_EXERCISE DESCRIPTION:_ Quote every line of the records below verbatim, changing nothing.

(Element and coordinate records)
(begin)

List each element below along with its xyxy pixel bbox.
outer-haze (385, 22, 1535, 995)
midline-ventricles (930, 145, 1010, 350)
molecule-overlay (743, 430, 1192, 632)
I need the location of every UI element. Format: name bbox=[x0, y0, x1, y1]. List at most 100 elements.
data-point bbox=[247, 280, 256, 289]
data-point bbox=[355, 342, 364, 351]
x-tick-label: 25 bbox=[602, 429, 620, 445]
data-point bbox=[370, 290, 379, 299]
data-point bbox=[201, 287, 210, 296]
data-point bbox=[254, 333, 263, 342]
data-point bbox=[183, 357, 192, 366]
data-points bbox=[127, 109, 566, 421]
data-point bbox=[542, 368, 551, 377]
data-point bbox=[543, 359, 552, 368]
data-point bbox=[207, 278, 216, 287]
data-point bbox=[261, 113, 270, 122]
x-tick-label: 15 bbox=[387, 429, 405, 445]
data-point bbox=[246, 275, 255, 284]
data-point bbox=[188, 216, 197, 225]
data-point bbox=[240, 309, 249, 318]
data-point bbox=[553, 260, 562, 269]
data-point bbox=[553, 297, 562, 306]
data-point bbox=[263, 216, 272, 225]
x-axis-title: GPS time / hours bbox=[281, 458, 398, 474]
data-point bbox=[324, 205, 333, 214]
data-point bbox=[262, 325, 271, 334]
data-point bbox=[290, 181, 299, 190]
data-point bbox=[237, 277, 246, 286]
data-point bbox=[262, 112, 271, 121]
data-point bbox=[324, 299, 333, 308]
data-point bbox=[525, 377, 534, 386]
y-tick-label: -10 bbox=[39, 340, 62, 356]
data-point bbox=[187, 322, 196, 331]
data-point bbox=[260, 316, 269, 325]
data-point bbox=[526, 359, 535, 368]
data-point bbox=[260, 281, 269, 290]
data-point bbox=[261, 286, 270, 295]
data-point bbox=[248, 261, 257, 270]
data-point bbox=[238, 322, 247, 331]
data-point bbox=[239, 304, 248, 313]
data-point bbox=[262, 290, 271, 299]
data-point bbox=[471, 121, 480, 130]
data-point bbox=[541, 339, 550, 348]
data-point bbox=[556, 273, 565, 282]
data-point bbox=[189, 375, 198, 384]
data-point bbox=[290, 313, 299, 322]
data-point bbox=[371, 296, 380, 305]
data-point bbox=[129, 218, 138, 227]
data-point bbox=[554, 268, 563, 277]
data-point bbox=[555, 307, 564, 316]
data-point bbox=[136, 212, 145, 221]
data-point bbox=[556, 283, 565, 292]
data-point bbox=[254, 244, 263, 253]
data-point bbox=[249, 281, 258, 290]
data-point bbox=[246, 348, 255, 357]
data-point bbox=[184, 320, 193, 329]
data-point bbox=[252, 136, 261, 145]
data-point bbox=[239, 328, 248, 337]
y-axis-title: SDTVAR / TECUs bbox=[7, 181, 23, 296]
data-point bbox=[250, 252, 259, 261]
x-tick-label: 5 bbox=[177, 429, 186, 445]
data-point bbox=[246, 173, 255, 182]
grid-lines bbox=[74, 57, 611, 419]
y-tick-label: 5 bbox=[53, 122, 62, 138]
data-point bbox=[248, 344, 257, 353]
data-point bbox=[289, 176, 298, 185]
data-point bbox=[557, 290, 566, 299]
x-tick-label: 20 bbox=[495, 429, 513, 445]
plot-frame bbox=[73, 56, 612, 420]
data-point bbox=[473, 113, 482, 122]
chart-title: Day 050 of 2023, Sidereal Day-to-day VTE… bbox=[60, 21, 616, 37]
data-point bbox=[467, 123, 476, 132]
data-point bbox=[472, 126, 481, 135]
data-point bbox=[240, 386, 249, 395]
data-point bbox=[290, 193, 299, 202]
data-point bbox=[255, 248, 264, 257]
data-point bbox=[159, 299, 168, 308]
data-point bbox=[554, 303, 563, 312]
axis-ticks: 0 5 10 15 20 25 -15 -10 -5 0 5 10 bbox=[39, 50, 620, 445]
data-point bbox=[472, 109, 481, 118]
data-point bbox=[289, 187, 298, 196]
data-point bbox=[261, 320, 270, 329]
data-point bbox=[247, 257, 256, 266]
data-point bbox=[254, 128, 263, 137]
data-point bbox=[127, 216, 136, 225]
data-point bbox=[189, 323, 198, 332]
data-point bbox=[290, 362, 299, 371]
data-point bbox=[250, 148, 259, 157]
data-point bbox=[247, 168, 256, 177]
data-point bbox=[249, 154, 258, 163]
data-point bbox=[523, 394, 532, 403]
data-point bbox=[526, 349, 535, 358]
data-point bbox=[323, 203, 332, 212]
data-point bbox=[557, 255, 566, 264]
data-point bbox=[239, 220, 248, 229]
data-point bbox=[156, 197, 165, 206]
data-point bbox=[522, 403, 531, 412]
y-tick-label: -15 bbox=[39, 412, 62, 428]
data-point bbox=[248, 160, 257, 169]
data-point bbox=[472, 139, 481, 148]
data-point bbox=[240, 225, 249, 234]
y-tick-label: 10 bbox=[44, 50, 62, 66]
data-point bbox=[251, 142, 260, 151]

(end)

_SOLUTION FOR THIS TASK:_
List each element below along with its xyxy pixel bbox.
outer-haze (385, 22, 1535, 995)
midline-ventricles (930, 145, 1010, 350)
molecule-overlay (743, 430, 1192, 632)
I need the location of every UI element. Format: name bbox=[x0, y0, x1, y1]. List at most 100 elements.
data-point bbox=[247, 280, 256, 289]
data-point bbox=[355, 342, 364, 351]
x-tick-label: 25 bbox=[602, 429, 620, 445]
data-point bbox=[370, 290, 379, 299]
data-point bbox=[201, 287, 210, 296]
data-point bbox=[254, 333, 263, 342]
data-point bbox=[183, 357, 192, 366]
data-points bbox=[127, 109, 566, 421]
data-point bbox=[542, 368, 551, 377]
data-point bbox=[543, 359, 552, 368]
data-point bbox=[207, 278, 216, 287]
data-point bbox=[261, 113, 270, 122]
x-tick-label: 15 bbox=[387, 429, 405, 445]
data-point bbox=[246, 275, 255, 284]
data-point bbox=[188, 216, 197, 225]
data-point bbox=[240, 309, 249, 318]
data-point bbox=[553, 260, 562, 269]
data-point bbox=[553, 297, 562, 306]
data-point bbox=[263, 216, 272, 225]
x-axis-title: GPS time / hours bbox=[281, 458, 398, 474]
data-point bbox=[324, 205, 333, 214]
data-point bbox=[262, 325, 271, 334]
data-point bbox=[290, 181, 299, 190]
data-point bbox=[237, 277, 246, 286]
data-point bbox=[262, 112, 271, 121]
data-point bbox=[324, 299, 333, 308]
data-point bbox=[525, 377, 534, 386]
y-tick-label: -10 bbox=[39, 340, 62, 356]
data-point bbox=[187, 322, 196, 331]
data-point bbox=[260, 316, 269, 325]
data-point bbox=[526, 359, 535, 368]
data-point bbox=[260, 281, 269, 290]
data-point bbox=[261, 286, 270, 295]
data-point bbox=[248, 261, 257, 270]
data-point bbox=[238, 322, 247, 331]
data-point bbox=[239, 304, 248, 313]
data-point bbox=[262, 290, 271, 299]
data-point bbox=[471, 121, 480, 130]
data-point bbox=[541, 339, 550, 348]
data-point bbox=[556, 273, 565, 282]
data-point bbox=[189, 375, 198, 384]
data-point bbox=[290, 313, 299, 322]
data-point bbox=[371, 296, 380, 305]
data-point bbox=[129, 218, 138, 227]
data-point bbox=[554, 268, 563, 277]
data-point bbox=[555, 307, 564, 316]
data-point bbox=[136, 212, 145, 221]
data-point bbox=[556, 283, 565, 292]
data-point bbox=[254, 244, 263, 253]
data-point bbox=[249, 281, 258, 290]
data-point bbox=[246, 348, 255, 357]
data-point bbox=[184, 320, 193, 329]
data-point bbox=[252, 136, 261, 145]
data-point bbox=[239, 328, 248, 337]
y-axis-title: SDTVAR / TECUs bbox=[7, 181, 23, 296]
data-point bbox=[250, 252, 259, 261]
x-tick-label: 5 bbox=[177, 429, 186, 445]
data-point bbox=[246, 173, 255, 182]
grid-lines bbox=[74, 57, 611, 419]
y-tick-label: 5 bbox=[53, 122, 62, 138]
data-point bbox=[248, 344, 257, 353]
data-point bbox=[289, 176, 298, 185]
data-point bbox=[557, 290, 566, 299]
x-tick-label: 20 bbox=[495, 429, 513, 445]
plot-frame bbox=[73, 56, 612, 420]
data-point bbox=[473, 113, 482, 122]
chart-title: Day 050 of 2023, Sidereal Day-to-day VTE… bbox=[60, 21, 616, 37]
data-point bbox=[467, 123, 476, 132]
data-point bbox=[472, 126, 481, 135]
data-point bbox=[240, 386, 249, 395]
data-point bbox=[290, 193, 299, 202]
data-point bbox=[255, 248, 264, 257]
data-point bbox=[159, 299, 168, 308]
data-point bbox=[554, 303, 563, 312]
axis-ticks: 0 5 10 15 20 25 -15 -10 -5 0 5 10 bbox=[39, 50, 620, 445]
data-point bbox=[472, 109, 481, 118]
data-point bbox=[289, 187, 298, 196]
data-point bbox=[261, 320, 270, 329]
data-point bbox=[247, 257, 256, 266]
data-point bbox=[254, 128, 263, 137]
data-point bbox=[127, 216, 136, 225]
data-point bbox=[189, 323, 198, 332]
data-point bbox=[290, 362, 299, 371]
data-point bbox=[250, 148, 259, 157]
data-point bbox=[247, 168, 256, 177]
data-point bbox=[249, 154, 258, 163]
data-point bbox=[523, 394, 532, 403]
data-point bbox=[526, 349, 535, 358]
data-point bbox=[323, 203, 332, 212]
data-point bbox=[557, 255, 566, 264]
data-point bbox=[239, 220, 248, 229]
data-point bbox=[156, 197, 165, 206]
data-point bbox=[522, 403, 531, 412]
y-tick-label: -15 bbox=[39, 412, 62, 428]
data-point bbox=[248, 160, 257, 169]
data-point bbox=[472, 139, 481, 148]
data-point bbox=[240, 225, 249, 234]
y-tick-label: 10 bbox=[44, 50, 62, 66]
data-point bbox=[251, 142, 260, 151]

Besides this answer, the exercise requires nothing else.